Saved entries
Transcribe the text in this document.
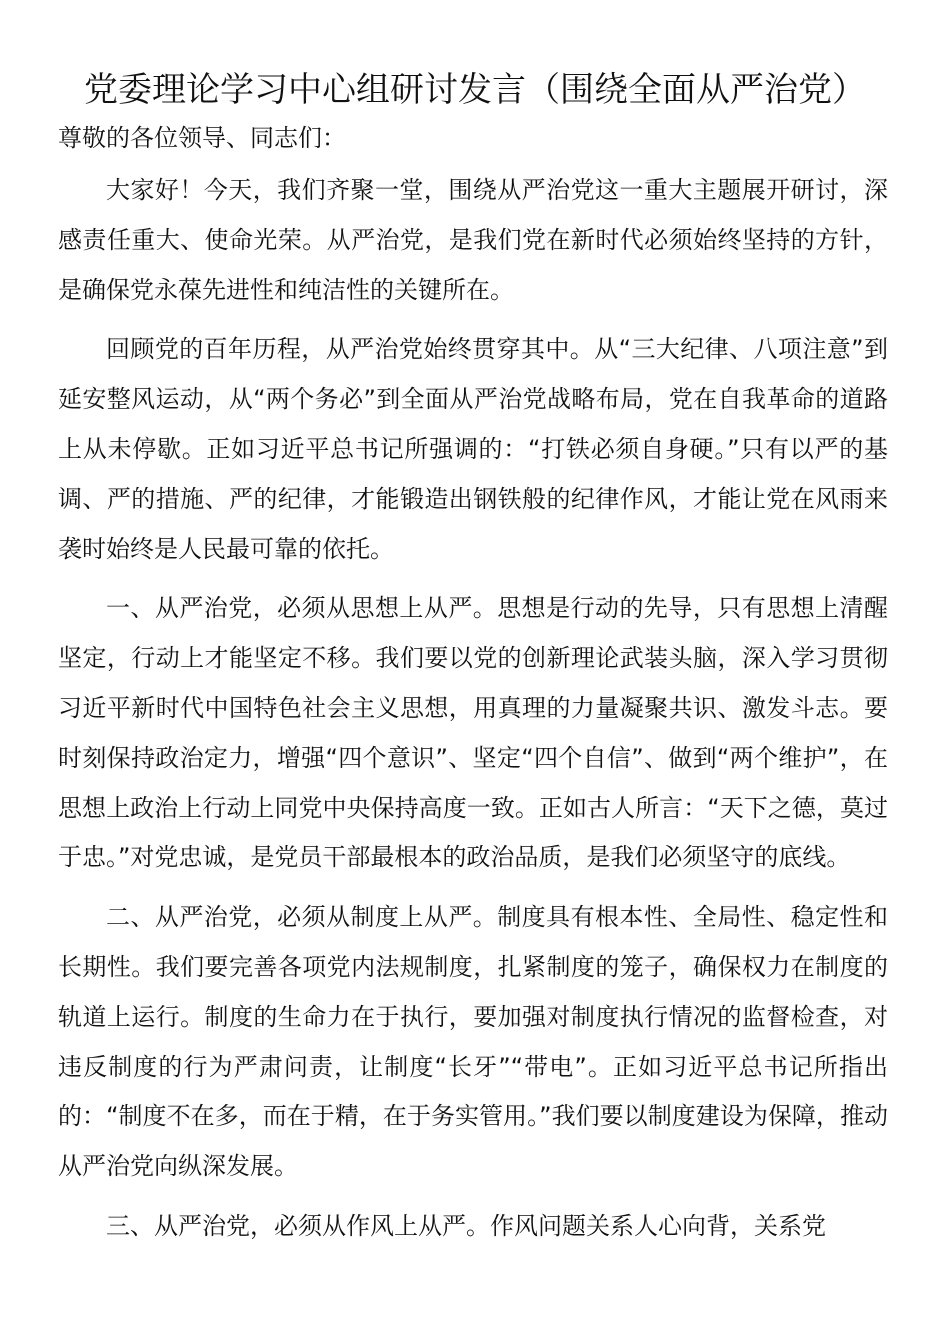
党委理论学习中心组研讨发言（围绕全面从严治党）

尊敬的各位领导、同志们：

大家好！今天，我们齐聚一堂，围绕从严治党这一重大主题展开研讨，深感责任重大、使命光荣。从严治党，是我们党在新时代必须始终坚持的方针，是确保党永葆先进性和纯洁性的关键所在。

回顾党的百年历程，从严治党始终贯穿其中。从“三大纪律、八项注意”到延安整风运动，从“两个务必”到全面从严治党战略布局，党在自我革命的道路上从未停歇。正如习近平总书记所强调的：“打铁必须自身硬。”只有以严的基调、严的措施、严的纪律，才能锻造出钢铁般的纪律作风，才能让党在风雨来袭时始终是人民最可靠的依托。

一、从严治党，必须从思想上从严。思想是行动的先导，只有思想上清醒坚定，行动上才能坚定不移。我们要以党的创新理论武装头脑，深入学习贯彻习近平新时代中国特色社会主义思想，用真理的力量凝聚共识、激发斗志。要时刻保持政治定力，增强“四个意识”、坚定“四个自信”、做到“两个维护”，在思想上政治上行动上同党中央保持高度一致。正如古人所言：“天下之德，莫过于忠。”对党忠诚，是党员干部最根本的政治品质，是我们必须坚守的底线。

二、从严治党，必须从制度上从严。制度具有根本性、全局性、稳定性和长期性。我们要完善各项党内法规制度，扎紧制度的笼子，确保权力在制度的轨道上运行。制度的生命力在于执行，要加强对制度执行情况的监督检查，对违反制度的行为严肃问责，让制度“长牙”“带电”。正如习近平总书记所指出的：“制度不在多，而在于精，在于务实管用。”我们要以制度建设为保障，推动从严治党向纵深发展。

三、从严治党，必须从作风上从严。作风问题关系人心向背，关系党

==

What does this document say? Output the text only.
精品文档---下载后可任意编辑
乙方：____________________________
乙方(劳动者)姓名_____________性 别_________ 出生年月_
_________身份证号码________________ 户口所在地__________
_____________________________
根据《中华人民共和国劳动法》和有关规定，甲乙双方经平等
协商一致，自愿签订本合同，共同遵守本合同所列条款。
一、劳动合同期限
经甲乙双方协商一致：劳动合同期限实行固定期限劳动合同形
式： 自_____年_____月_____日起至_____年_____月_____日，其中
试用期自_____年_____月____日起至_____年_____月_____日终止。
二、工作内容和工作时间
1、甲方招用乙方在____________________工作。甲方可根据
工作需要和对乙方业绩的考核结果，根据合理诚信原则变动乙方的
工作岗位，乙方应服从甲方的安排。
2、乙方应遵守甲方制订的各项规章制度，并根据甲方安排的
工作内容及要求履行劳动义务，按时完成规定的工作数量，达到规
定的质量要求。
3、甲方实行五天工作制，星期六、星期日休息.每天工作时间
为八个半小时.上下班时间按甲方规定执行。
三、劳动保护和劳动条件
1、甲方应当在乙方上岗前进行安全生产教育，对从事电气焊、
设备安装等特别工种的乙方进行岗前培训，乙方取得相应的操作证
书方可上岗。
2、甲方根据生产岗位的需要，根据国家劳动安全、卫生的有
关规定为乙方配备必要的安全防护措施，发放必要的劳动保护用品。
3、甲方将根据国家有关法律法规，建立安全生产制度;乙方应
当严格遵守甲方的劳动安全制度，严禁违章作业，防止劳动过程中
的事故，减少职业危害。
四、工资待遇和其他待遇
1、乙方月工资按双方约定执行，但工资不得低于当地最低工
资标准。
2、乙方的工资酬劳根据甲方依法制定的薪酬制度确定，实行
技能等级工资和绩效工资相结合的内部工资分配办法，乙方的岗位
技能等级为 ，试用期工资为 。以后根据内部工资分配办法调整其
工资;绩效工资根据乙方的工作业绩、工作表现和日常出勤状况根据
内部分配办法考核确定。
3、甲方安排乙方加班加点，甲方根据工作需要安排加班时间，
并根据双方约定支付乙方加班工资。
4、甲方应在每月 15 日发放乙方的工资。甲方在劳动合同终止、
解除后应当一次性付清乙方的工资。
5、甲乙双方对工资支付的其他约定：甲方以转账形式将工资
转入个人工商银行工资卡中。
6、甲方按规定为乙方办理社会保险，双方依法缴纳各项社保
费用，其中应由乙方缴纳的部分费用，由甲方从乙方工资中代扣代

* * *

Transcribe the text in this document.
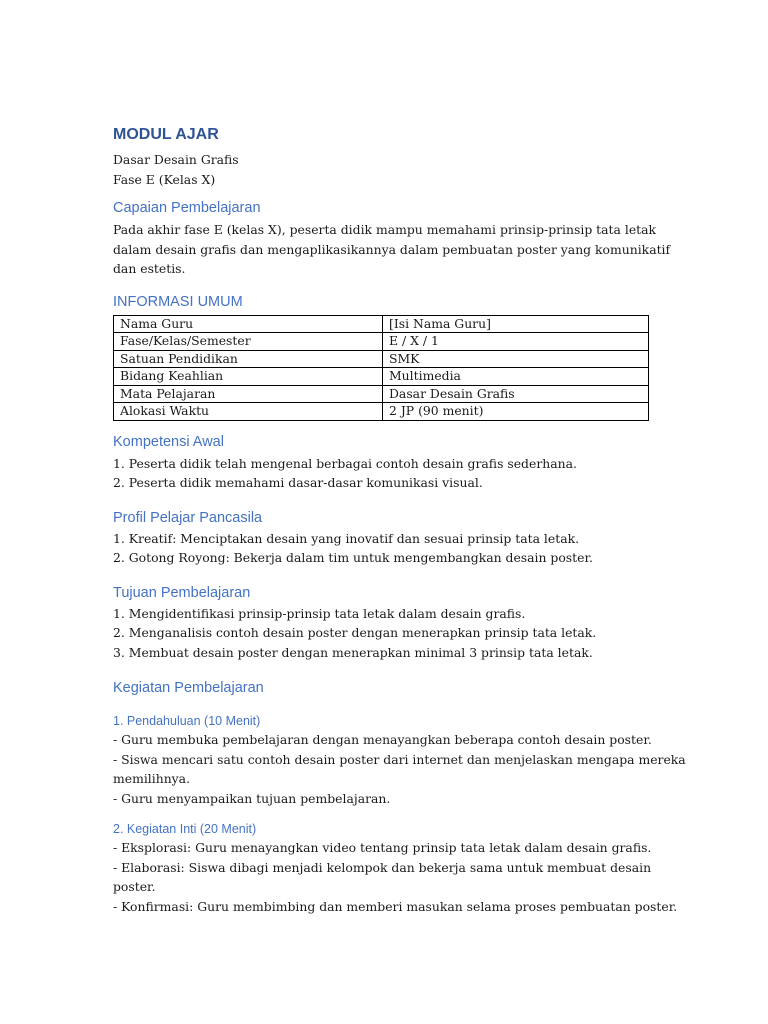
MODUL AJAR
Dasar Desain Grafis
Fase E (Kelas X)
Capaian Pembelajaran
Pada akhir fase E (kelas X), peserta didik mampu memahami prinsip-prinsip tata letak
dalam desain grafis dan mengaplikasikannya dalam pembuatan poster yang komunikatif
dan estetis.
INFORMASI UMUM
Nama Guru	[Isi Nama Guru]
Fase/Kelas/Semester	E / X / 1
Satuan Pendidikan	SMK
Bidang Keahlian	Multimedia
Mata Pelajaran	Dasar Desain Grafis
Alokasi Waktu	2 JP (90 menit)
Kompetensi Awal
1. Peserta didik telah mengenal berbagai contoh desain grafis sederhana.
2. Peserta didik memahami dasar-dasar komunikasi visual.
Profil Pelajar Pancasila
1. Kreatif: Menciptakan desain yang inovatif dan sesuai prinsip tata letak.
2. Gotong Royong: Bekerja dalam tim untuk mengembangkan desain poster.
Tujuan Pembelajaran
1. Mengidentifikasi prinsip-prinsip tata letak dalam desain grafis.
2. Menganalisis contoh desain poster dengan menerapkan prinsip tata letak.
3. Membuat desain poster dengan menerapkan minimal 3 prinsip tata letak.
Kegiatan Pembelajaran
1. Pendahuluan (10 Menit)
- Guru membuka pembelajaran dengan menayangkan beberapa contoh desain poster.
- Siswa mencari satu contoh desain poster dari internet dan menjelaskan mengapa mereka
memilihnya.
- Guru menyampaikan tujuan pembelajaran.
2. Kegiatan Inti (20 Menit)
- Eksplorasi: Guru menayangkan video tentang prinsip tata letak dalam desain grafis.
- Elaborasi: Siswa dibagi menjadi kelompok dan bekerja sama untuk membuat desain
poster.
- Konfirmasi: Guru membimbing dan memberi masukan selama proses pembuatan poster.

Exercise description » State how many lines of the entries above include the word "untuk", offering no text other than the number.

Worked answer » 2